• [Your task]:
Exclude the pictures and return every line exactly as written.
>> start Given information
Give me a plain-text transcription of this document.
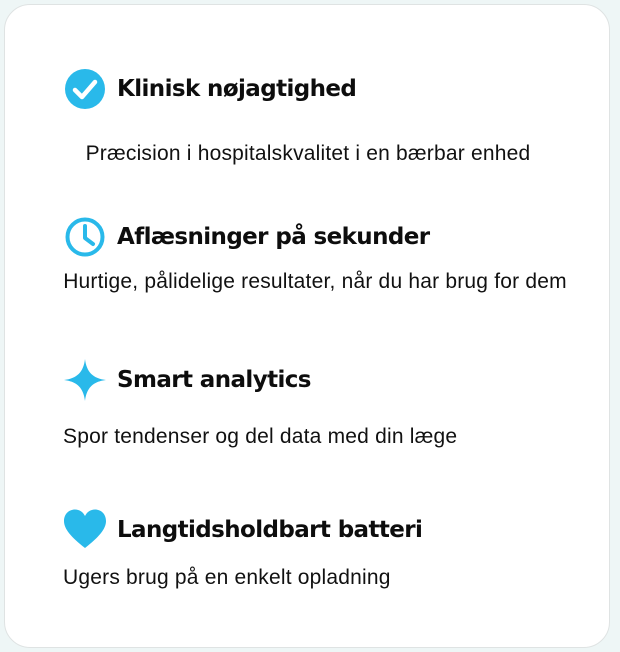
Klinisk nøjagtighed
Præcision i hospitalskvalitet i en bærbar enhed
Aflæsninger på sekunder
Hurtige, pålidelige resultater, når du har brug for dem
Smart analytics
Spor tendenser og del data med din læge
Langtidsholdbart batteri
Ugers brug på en enkelt opladning
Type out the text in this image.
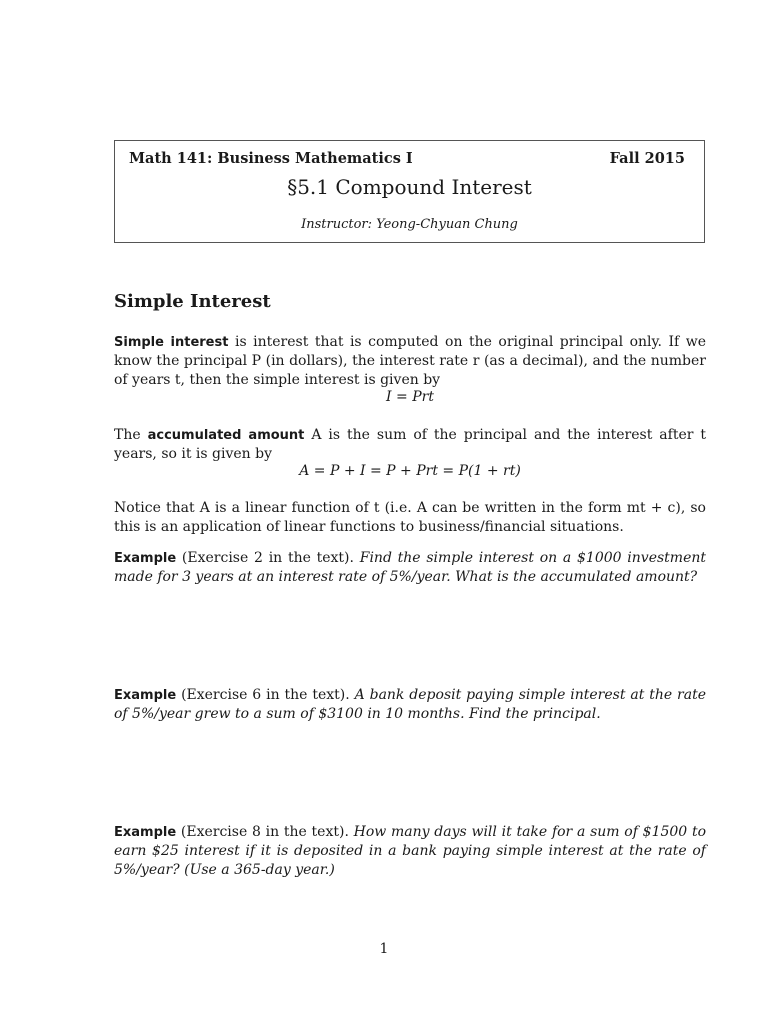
Math 141: Business Mathematics I	Fall 2015
§5.1 Compound Interest
Instructor: Yeong-Chyuan Chung
Simple Interest
Simple interest is interest that is computed on the original principal only. If we know the principal P (in dollars), the interest rate r (as a decimal), and the number of years t, then the simple interest is given by
I = Prt
The accumulated amount A is the sum of the principal and the interest after t years, so it is given by
A = P + I = P + Prt = P(1 + rt)
Notice that A is a linear function of t (i.e. A can be written in the form mt + c), so this is an application of linear functions to business/financial situations.
Example (Exercise 2 in the text). Find the simple interest on a $1000 investment made for 3 years at an interest rate of 5%/year. What is the accumulated amount?
Example (Exercise 6 in the text). A bank deposit paying simple interest at the rate of 5%/year grew to a sum of $3100 in 10 months. Find the principal.
Example (Exercise 8 in the text). How many days will it take for a sum of $1500 to earn $25 interest if it is deposited in a bank paying simple interest at the rate of 5%/year? (Use a 365-day year.)
1
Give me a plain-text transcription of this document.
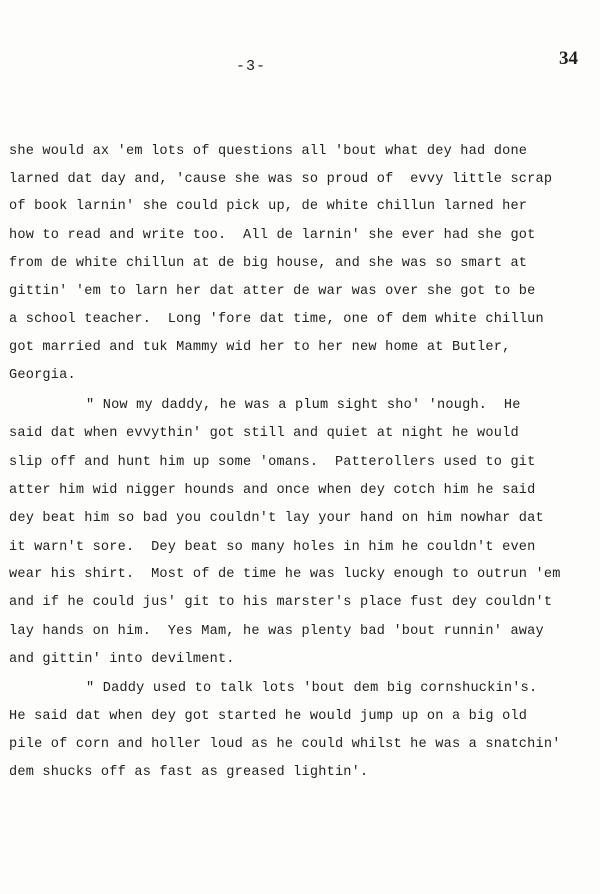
-3-	34
she would ax 'em lots of questions all 'bout what dey had done
larned dat day and, 'cause she was so proud of  evvy little scrap
of book larnin' she could pick up, de white chillun larned her
how to read and write too.  All de larnin' she ever had she got
from de white chillun at de big house, and she was so smart at
gittin' 'em to larn her dat atter de war was over she got to be
a school teacher.  Long 'fore dat time, one of dem white chillun
got married and tuk Mammy wid her to her new home at Butler,
Georgia.
" Now my daddy, he was a plum sight sho' 'nough.  He
said dat when evvythin' got still and quiet at night he would
slip off and hunt him up some 'omans.  Patterollers used to git
atter him wid nigger hounds and once when dey cotch him he said
dey beat him so bad you couldn't lay your hand on him nowhar dat
it warn't sore.  Dey beat so many holes in him he couldn't even
wear his shirt.  Most of de time he was lucky enough to outrun 'em
and if he could jus' git to his marster's place fust dey couldn't
lay hands on him.  Yes Mam, he was plenty bad 'bout runnin' away
and gittin' into devilment.
" Daddy used to talk lots 'bout dem big cornshuckin's.
He said dat when dey got started he would jump up on a big old
pile of corn and holler loud as he could whilst he was a snatchin'
dem shucks off as fast as greased lightin'.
>> end Given information
• [Worked answer]:
Give me a plain-text transcription of this document.
Klinisk nøjagtighed
Præcision i hospitalskvalitet i en bærbar enhed
Aflæsninger på sekunder
Hurtige, pålidelige resultater, når du har brug for dem
Smart analytics
Spor tendenser og del data med din læge
Langtidsholdbart batteri
Ugers brug på en enkelt opladning
Type out the text in this image.
Math 141: Business Mathematics I	Fall 2015
§5.1 Compound Interest
Instructor: Yeong-Chyuan Chung
Simple Interest
Simple interest is interest that is computed on the original principal only. If we know the principal P (in dollars), the interest rate r (as a decimal), and the number of years t, then the simple interest is given by
I = Prt
The accumulated amount A is the sum of the principal and the interest after t years, so it is given by
A = P + I = P + Prt = P(1 + rt)
Notice that A is a linear function of t (i.e. A can be written in the form mt + c), so this is an application of linear functions to business/financial situations.
Example (Exercise 2 in the text). Find the simple interest on a $1000 investment made for 3 years at an interest rate of 5%/year. What is the accumulated amount?
Example (Exercise 6 in the text). A bank deposit paying simple interest at the rate of 5%/year grew to a sum of $3100 in 10 months. Find the principal.
Example (Exercise 8 in the text). How many days will it take for a sum of $1500 to earn $25 interest if it is deposited in a bank paying simple interest at the rate of 5%/year? (Use a 365-day year.)
1
Give me a plain-text transcription of this document.
-3-	34
she would ax 'em lots of questions all 'bout what dey had done
larned dat day and, 'cause she was so proud of  evvy little scrap
of book larnin' she could pick up, de white chillun larned her
how to read and write too.  All de larnin' she ever had she got
from de white chillun at de big house, and she was so smart at
gittin' 'em to larn her dat atter de war was over she got to be
a school teacher.  Long 'fore dat time, one of dem white chillun
got married and tuk Mammy wid her to her new home at Butler,
Georgia.
" Now my daddy, he was a plum sight sho' 'nough.  He
said dat when evvythin' got still and quiet at night he would
slip off and hunt him up some 'omans.  Patterollers used to git
atter him wid nigger hounds and once when dey cotch him he said
dey beat him so bad you couldn't lay your hand on him nowhar dat
it warn't sore.  Dey beat so many holes in him he couldn't even
wear his shirt.  Most of de time he was lucky enough to outrun 'em
and if he could jus' git to his marster's place fust dey couldn't
lay hands on him.  Yes Mam, he was plenty bad 'bout runnin' away
and gittin' into devilment.
" Daddy used to talk lots 'bout dem big cornshuckin's.
He said dat when dey got started he would jump up on a big old
pile of corn and holler loud as he could whilst he was a snatchin'
dem shucks off as fast as greased lightin'.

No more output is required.